» **Given request 1**
Please answer these questions about the advice on illustration portfolios, each on its own line and marked like the questions:
(a) Who has the writer heard say that a skilled artist's portfolio may not suit the market?
(b) Where does the writer suggest having some pieces critiqued?
(c) How many different styles does the writer say can be used when illustrating for children?
» **Given request 2**
Carry on the advice on illustration portfolios from its last sentence.

» **Document passage**
....
Here's another good article:

I'd study a lot of recent illustrated books to get a sense of what kinds of things an illustrator is expected to pull off well. I've heard people (ie agents, art directors) say that sometimes a person is a skilled artist, but their portfolio isn't appropriate for the market they're trying to sell in. If I were you, I'd study these resources and work up a picture book-friendly portfolio and then try to have some pieces critiqued at a SCBWI conference. And even if you don't get your own work critiqued, it can be VERY enlightening to witness critiques of other people's work. Maybe it's a lovely drawing--but too static, with not enough storytelling. Maybe there isn't enough child appeal. You can use an unlimited number of different styles when you illustrate for children, but in all of them, the attitude or point of view has to be something a child "reader" (because you do read illustrations) can connect with.
....
» **Supplied material**
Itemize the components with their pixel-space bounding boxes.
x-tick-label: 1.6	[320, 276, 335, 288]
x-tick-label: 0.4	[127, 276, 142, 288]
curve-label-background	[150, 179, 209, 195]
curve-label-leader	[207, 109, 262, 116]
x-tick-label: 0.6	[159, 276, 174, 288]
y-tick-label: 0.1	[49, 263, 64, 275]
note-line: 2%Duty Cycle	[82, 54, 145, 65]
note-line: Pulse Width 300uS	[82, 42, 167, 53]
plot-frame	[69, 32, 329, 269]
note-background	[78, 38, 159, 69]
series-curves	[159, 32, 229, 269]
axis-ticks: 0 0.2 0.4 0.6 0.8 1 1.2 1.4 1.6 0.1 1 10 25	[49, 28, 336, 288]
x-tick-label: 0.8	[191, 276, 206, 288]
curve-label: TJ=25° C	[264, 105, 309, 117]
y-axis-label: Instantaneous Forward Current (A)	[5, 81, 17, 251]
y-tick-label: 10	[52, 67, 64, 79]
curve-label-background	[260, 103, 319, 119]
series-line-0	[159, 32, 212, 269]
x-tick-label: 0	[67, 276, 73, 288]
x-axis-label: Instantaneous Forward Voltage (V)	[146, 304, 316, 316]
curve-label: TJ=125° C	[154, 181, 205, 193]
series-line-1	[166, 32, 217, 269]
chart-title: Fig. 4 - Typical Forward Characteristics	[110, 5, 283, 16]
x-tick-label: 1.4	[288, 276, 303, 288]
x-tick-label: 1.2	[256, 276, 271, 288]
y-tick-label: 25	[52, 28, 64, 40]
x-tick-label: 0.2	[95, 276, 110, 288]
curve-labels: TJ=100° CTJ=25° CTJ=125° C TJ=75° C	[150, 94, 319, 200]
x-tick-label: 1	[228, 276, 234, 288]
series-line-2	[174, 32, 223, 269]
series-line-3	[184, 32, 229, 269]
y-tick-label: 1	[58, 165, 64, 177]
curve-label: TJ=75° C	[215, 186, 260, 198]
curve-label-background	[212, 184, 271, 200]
....
» **Task response 1**
(a) Agents and art directors.
(b) At a SCBWI conference.
(c) An unlimited number.

» **Task response 2**
I agree that it can be harder to find information on this than it is on children's writing (usually the conventional advice says that someone else will magically take care of the pictures--which is fine if you are NOT an illustrator--but frustrating if you are!) But we have active illustrators on this board (such as evilrobot, who really isn't evil!), and hopefully they can point you in the right direction.
#6 - November 14, 2012, 10:53 AM


Thank you all so much for your feedback. This is EXACTLY what I've been looking for. I will start spending a lot of time looking at recent illustrated books as well as older books to get a feel for the various styles and try them. I also am a creative person and think up my own stories along with my characters so I could probably have an easier time than I think. I'm so excited.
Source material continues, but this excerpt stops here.